WRITTEN REQUEST: Output all lines exactly, with nothing added or dropped.

INPUT DATA:

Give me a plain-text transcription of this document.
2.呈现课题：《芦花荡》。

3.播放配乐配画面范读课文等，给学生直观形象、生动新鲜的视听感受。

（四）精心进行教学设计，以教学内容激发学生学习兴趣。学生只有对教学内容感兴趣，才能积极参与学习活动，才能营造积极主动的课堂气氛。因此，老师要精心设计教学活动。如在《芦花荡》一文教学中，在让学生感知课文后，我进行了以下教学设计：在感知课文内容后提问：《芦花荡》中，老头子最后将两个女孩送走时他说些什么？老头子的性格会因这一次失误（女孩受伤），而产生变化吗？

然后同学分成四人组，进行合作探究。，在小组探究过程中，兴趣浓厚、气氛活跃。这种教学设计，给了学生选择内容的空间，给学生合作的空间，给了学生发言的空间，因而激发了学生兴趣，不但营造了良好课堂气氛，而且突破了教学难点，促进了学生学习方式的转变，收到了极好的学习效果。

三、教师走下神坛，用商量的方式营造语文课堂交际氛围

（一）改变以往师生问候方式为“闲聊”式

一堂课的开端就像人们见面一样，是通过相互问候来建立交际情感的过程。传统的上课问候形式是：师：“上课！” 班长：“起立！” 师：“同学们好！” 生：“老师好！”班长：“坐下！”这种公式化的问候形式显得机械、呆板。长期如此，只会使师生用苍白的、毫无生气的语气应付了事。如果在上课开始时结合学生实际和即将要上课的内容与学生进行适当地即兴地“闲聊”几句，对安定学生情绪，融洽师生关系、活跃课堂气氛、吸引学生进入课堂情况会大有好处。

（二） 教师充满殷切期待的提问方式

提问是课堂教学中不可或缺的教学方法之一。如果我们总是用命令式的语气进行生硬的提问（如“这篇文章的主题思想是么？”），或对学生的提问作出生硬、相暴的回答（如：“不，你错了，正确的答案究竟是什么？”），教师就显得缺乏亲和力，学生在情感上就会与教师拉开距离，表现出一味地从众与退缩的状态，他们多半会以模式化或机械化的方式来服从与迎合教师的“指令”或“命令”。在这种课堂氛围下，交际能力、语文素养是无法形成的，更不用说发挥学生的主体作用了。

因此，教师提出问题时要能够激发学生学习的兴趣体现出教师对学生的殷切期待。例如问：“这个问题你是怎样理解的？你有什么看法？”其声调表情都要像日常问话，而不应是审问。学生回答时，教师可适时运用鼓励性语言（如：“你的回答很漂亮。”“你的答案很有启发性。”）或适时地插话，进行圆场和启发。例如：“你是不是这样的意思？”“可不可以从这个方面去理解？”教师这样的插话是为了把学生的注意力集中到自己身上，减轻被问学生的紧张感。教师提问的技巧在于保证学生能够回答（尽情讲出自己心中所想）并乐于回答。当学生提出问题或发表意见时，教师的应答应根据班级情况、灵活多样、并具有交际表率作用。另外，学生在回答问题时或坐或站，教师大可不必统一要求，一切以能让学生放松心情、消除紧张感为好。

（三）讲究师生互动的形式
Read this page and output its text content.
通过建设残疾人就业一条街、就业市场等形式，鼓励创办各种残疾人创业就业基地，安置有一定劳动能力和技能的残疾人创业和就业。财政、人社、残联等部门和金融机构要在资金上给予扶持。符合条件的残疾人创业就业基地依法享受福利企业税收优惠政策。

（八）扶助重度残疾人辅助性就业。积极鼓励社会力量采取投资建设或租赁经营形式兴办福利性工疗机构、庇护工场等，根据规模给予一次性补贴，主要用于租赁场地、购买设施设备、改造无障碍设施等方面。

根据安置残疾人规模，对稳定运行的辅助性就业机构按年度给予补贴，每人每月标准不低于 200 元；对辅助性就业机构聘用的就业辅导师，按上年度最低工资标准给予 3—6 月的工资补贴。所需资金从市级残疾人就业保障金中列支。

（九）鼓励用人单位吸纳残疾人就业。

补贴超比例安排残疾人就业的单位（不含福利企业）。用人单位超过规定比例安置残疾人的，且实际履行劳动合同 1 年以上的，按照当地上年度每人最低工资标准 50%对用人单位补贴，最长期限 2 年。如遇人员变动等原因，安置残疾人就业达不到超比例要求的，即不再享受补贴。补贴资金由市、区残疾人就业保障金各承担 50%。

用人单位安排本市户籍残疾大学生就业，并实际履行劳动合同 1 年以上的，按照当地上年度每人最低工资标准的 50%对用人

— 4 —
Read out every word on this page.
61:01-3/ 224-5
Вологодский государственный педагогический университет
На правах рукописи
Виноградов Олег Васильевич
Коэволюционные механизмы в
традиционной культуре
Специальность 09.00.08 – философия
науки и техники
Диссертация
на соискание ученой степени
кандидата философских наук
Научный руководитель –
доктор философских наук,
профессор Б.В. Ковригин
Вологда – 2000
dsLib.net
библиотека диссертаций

RIGHT ANSWER:
Give me a plain-text transcription of this document.
2.呈现课题：《芦花荡》。

3.播放配乐配画面范读课文等，给学生直观形象、生动新鲜的视听感受。

（四）精心进行教学设计，以教学内容激发学生学习兴趣。学生只有对教学内容感兴趣，才能积极参与学习活动，才能营造积极主动的课堂气氛。因此，老师要精心设计教学活动。如在《芦花荡》一文教学中，在让学生感知课文后，我进行了以下教学设计：在感知课文内容后提问：《芦花荡》中，老头子最后将两个女孩送走时他说些什么？老头子的性格会因这一次失误（女孩受伤），而产生变化吗？

然后同学分成四人组，进行合作探究。，在小组探究过程中，兴趣浓厚、气氛活跃。这种教学设计，给了学生选择内容的空间，给学生合作的空间，给了学生发言的空间，因而激发了学生兴趣，不但营造了良好课堂气氛，而且突破了教学难点，促进了学生学习方式的转变，收到了极好的学习效果。

三、教师走下神坛，用商量的方式营造语文课堂交际氛围

（一）改变以往师生问候方式为“闲聊”式

一堂课的开端就像人们见面一样，是通过相互问候来建立交际情感的过程。传统的上课问候形式是：师：“上课！” 班长：“起立！” 师：“同学们好！” 生：“老师好！”班长：“坐下！”这种公式化的问候形式显得机械、呆板。长期如此，只会使师生用苍白的、毫无生气的语气应付了事。如果在上课开始时结合学生实际和即将要上课的内容与学生进行适当地即兴地“闲聊”几句，对安定学生情绪，融洽师生关系、活跃课堂气氛、吸引学生进入课堂情况会大有好处。

（二） 教师充满殷切期待的提问方式

提问是课堂教学中不可或缺的教学方法之一。如果我们总是用命令式的语气进行生硬的提问（如“这篇文章的主题思想是么？”），或对学生的提问作出生硬、相暴的回答（如：“不，你错了，正确的答案究竟是什么？”），教师就显得缺乏亲和力，学生在情感上就会与教师拉开距离，表现出一味地从众与退缩的状态，他们多半会以模式化或机械化的方式来服从与迎合教师的“指令”或“命令”。在这种课堂氛围下，交际能力、语文素养是无法形成的，更不用说发挥学生的主体作用了。

因此，教师提出问题时要能够激发学生学习的兴趣体现出教师对学生的殷切期待。例如问：“这个问题你是怎样理解的？你有什么看法？”其声调表情都要像日常问话，而不应是审问。学生回答时，教师可适时运用鼓励性语言（如：“你的回答很漂亮。”“你的答案很有启发性。”）或适时地插话，进行圆场和启发。例如：“你是不是这样的意思？”“可不可以从这个方面去理解？”教师这样的插话是为了把学生的注意力集中到自己身上，减轻被问学生的紧张感。教师提问的技巧在于保证学生能够回答（尽情讲出自己心中所想）并乐于回答。当学生提出问题或发表意见时，教师的应答应根据班级情况、灵活多样、并具有交际表率作用。另外，学生在回答问题时或坐或站，教师大可不必统一要求，一切以能让学生放松心情、消除紧张感为好。

（三）讲究师生互动的形式
Read this page and output its text content.
通过建设残疾人就业一条街、就业市场等形式，鼓励创办各种残疾人创业就业基地，安置有一定劳动能力和技能的残疾人创业和就业。财政、人社、残联等部门和金融机构要在资金上给予扶持。符合条件的残疾人创业就业基地依法享受福利企业税收优惠政策。

（八）扶助重度残疾人辅助性就业。积极鼓励社会力量采取投资建设或租赁经营形式兴办福利性工疗机构、庇护工场等，根据规模给予一次性补贴，主要用于租赁场地、购买设施设备、改造无障碍设施等方面。

根据安置残疾人规模，对稳定运行的辅助性就业机构按年度给予补贴，每人每月标准不低于 200 元；对辅助性就业机构聘用的就业辅导师，按上年度最低工资标准给予 3—6 月的工资补贴。所需资金从市级残疾人就业保障金中列支。

（九）鼓励用人单位吸纳残疾人就业。

补贴超比例安排残疾人就业的单位（不含福利企业）。用人单位超过规定比例安置残疾人的，且实际履行劳动合同 1 年以上的，按照当地上年度每人最低工资标准 50%对用人单位补贴，最长期限 2 年。如遇人员变动等原因，安置残疾人就业达不到超比例要求的，即不再享受补贴。补贴资金由市、区残疾人就业保障金各承担 50%。

用人单位安排本市户籍残疾大学生就业，并实际履行劳动合同 1 年以上的，按照当地上年度每人最低工资标准的 50%对用人

— 4 —
Read out every word on this page.
61:01-3/ 224-5
Вологодский государственный педагогический университет
На правах рукописи
Виноградов Олег Васильевич
Коэволюционные механизмы в
традиционной культуре
Специальность 09.00.08 – философия
науки и техники
Диссертация
на соискание ученой степени
кандидата философских наук
Научный руководитель –
доктор философских наук,
профессор Б.В. Ковригин
Вологда – 2000
dsLib.net
библиотека диссертаций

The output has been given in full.